» **Task directions**:
The required output is a single number: how many lines of the material contain the string "Emergency".

» **Given entries**:
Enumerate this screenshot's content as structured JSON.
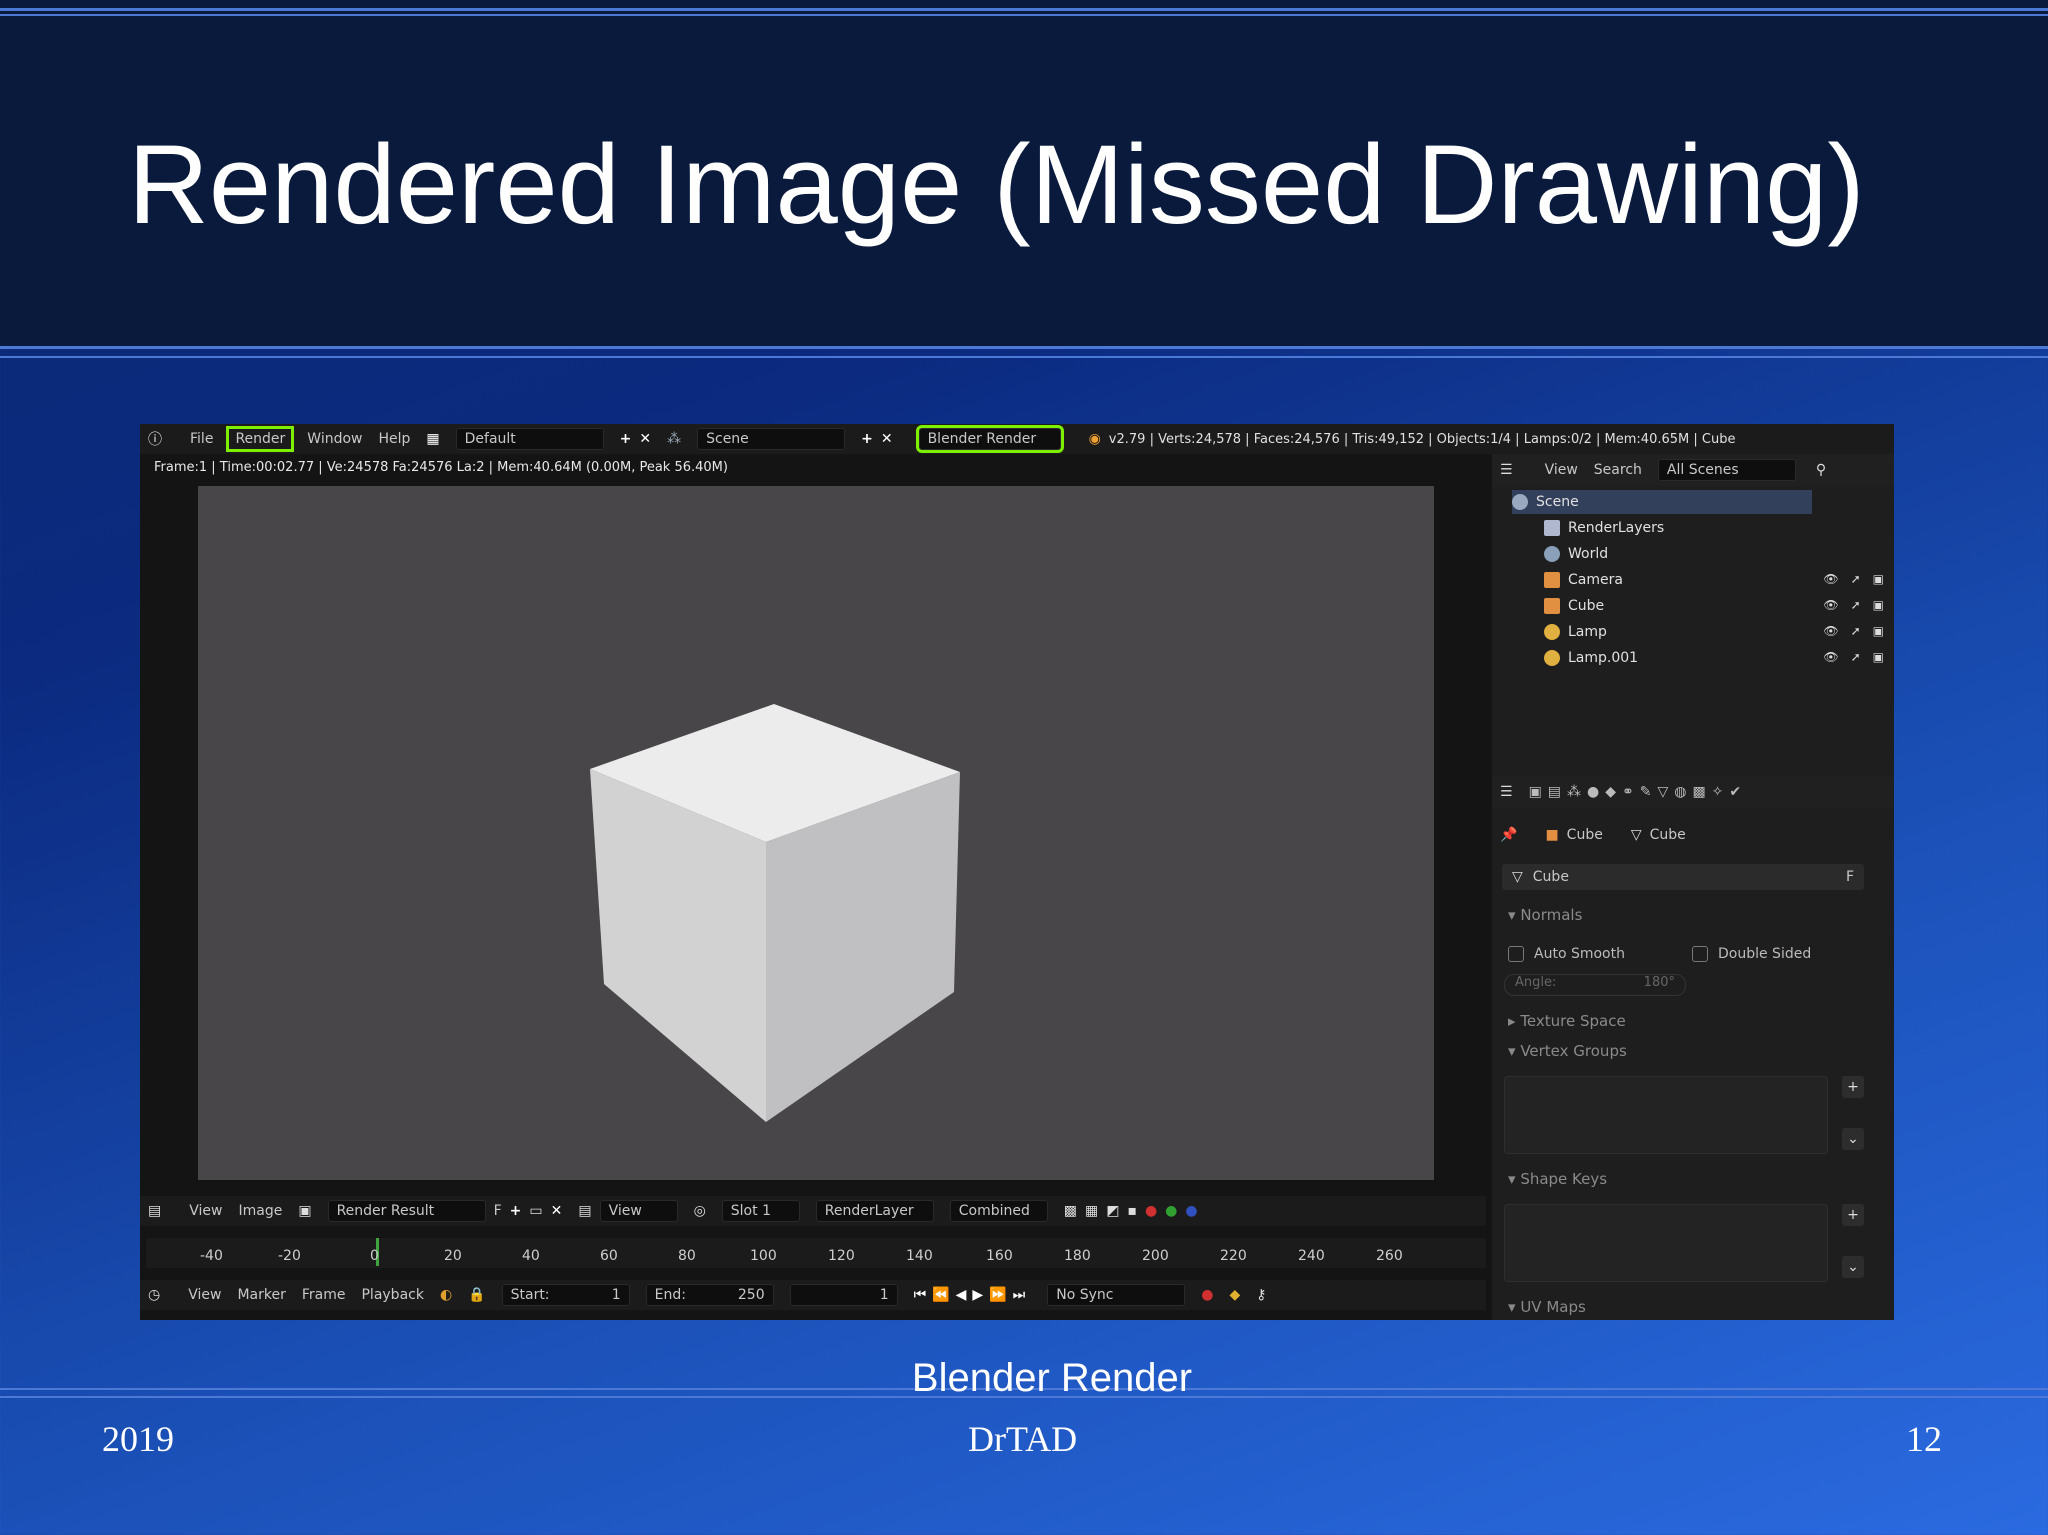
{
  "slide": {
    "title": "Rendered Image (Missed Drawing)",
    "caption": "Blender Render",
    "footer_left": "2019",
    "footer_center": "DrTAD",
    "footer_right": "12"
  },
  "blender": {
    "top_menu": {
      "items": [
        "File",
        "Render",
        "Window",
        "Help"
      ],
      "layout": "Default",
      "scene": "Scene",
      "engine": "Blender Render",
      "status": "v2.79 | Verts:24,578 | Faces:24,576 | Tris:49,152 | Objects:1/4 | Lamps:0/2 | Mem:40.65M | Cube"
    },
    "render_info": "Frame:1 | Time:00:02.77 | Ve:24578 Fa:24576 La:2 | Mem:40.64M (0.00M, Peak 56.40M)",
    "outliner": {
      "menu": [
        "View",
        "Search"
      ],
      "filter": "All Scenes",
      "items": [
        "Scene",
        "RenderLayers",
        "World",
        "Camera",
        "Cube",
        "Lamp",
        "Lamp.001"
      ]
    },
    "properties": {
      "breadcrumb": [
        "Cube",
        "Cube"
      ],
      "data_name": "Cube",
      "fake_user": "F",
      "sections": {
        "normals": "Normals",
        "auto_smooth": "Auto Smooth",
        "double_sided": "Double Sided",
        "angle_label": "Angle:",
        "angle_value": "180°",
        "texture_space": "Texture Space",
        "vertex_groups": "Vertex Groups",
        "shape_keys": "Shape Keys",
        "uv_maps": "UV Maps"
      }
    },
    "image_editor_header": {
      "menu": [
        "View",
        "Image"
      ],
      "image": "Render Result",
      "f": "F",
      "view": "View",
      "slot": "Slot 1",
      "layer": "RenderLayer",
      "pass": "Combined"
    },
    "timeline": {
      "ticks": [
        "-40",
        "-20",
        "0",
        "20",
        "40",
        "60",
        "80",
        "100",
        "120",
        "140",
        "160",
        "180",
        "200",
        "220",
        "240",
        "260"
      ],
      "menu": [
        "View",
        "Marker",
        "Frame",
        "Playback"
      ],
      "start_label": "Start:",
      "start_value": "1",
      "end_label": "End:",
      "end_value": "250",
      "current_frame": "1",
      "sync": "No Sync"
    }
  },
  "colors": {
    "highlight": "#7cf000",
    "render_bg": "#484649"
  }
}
==
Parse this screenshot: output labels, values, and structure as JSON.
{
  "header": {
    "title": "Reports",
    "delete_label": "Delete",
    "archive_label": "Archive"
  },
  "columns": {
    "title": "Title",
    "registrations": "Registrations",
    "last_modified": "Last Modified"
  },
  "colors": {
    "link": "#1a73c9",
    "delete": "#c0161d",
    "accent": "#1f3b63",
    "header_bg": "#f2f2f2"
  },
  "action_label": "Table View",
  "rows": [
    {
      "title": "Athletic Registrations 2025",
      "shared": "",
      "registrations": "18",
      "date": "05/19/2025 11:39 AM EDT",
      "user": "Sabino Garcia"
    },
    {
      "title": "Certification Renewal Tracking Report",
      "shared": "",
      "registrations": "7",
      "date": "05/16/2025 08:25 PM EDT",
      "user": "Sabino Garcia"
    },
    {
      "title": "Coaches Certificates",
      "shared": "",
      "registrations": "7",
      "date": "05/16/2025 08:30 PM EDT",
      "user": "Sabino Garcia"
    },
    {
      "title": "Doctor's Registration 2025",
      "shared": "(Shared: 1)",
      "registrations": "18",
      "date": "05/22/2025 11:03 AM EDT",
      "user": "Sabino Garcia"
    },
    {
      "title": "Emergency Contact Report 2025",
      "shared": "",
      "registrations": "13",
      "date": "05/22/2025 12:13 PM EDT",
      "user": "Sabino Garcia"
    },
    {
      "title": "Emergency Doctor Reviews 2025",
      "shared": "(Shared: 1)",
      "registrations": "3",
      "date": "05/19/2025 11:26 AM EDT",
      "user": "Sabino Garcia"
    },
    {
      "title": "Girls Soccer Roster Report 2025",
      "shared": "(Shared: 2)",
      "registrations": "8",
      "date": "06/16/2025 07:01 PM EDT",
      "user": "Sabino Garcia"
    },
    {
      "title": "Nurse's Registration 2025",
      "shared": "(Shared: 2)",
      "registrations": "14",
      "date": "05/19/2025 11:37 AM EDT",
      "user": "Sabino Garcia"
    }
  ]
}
==
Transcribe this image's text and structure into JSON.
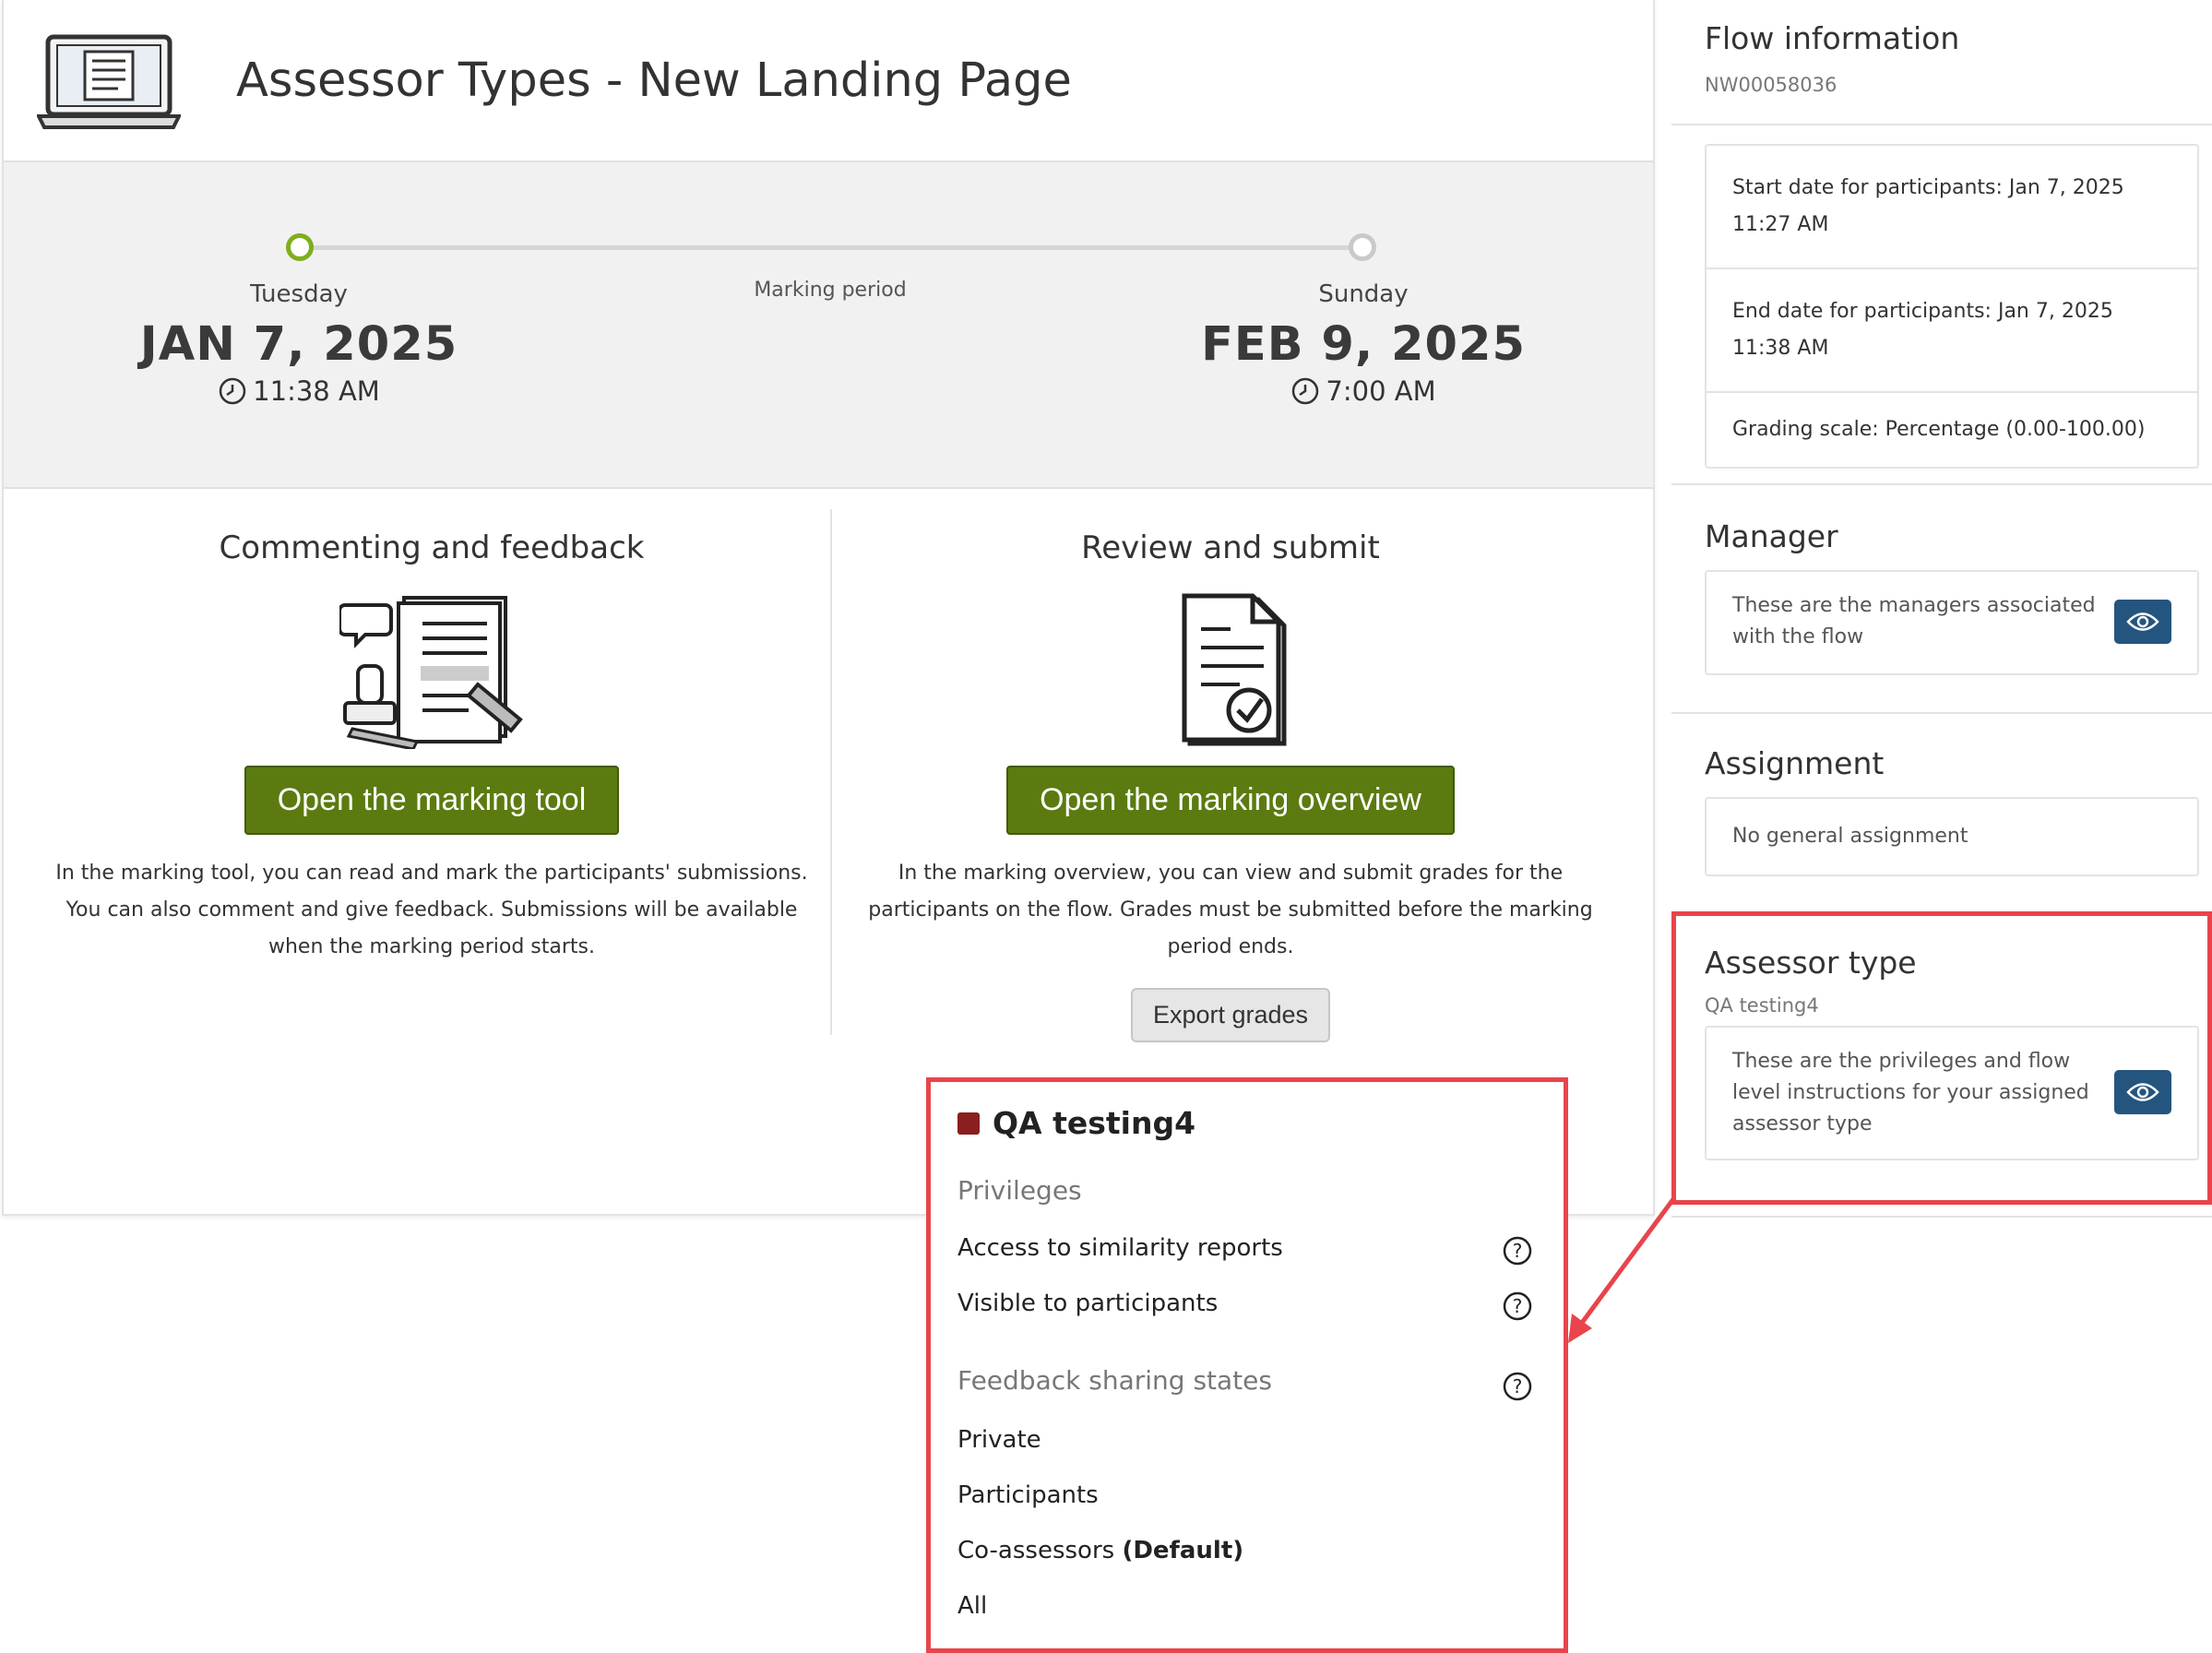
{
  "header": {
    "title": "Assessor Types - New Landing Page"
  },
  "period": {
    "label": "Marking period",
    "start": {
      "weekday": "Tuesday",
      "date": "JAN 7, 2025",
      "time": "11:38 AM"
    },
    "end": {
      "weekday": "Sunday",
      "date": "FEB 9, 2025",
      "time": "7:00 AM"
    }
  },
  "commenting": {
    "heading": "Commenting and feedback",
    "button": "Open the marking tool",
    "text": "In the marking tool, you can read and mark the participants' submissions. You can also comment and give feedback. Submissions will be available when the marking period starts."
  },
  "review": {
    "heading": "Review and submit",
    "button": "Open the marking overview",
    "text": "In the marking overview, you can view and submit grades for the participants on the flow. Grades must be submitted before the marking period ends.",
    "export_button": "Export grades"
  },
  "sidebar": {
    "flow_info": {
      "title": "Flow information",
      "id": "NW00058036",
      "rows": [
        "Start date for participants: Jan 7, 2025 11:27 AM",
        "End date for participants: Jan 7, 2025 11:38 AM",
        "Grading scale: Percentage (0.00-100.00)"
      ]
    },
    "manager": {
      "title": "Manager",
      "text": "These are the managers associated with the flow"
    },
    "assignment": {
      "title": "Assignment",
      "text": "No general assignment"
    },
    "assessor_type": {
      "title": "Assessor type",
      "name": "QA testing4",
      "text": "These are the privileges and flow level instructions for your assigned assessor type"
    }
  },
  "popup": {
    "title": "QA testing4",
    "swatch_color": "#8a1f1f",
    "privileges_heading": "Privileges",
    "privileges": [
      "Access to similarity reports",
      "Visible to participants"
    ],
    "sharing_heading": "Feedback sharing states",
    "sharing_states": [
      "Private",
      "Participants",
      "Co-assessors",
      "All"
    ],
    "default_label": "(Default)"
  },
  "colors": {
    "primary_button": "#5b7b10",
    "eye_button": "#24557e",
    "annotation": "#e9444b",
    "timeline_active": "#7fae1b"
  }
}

» **Answer for this exercise**:
2